==== STORED RECORDS ====
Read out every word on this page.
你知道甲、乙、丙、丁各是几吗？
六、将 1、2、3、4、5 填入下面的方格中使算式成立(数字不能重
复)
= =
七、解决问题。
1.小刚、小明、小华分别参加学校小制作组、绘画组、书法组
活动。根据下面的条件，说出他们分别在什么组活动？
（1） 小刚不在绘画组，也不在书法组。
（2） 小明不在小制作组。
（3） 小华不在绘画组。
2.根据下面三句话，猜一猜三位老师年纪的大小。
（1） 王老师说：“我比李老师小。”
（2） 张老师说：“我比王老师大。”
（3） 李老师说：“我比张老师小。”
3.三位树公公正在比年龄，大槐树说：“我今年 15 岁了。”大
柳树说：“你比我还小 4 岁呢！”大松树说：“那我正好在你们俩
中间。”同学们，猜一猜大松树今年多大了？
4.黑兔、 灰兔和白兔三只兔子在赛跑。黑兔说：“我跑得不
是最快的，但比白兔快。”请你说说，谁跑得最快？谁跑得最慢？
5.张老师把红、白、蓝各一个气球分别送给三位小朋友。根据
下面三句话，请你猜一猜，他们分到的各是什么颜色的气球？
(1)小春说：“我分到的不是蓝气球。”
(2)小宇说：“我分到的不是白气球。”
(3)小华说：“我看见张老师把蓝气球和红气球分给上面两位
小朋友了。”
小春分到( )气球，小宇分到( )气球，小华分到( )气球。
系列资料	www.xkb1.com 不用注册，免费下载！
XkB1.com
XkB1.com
====
_TASK TO CARRY OUT_:
Repeat the data precisely, reproducing every entry.

_FINAL RESULT_:
Read out every word on this page.
你知道甲、乙、丙、丁各是几吗？
六、将 1、2、3、4、5 填入下面的方格中使算式成立(数字不能重
复)
= =
七、解决问题。
1.小刚、小明、小华分别参加学校小制作组、绘画组、书法组
活动。根据下面的条件，说出他们分别在什么组活动？
（1） 小刚不在绘画组，也不在书法组。
（2） 小明不在小制作组。
（3） 小华不在绘画组。
2.根据下面三句话，猜一猜三位老师年纪的大小。
（1） 王老师说：“我比李老师小。”
（2） 张老师说：“我比王老师大。”
（3） 李老师说：“我比张老师小。”
3.三位树公公正在比年龄，大槐树说：“我今年 15 岁了。”大
柳树说：“你比我还小 4 岁呢！”大松树说：“那我正好在你们俩
中间。”同学们，猜一猜大松树今年多大了？
4.黑兔、 灰兔和白兔三只兔子在赛跑。黑兔说：“我跑得不
是最快的，但比白兔快。”请你说说，谁跑得最快？谁跑得最慢？
5.张老师把红、白、蓝各一个气球分别送给三位小朋友。根据
下面三句话，请你猜一猜，他们分到的各是什么颜色的气球？
(1)小春说：“我分到的不是蓝气球。”
(2)小宇说：“我分到的不是白气球。”
(3)小华说：“我看见张老师把蓝气球和红气球分给上面两位
小朋友了。”
小春分到( )气球，小宇分到( )气球，小华分到( )气球。
系列资料	www.xkb1.com 不用注册，免费下载！
XkB1.com
XkB1.com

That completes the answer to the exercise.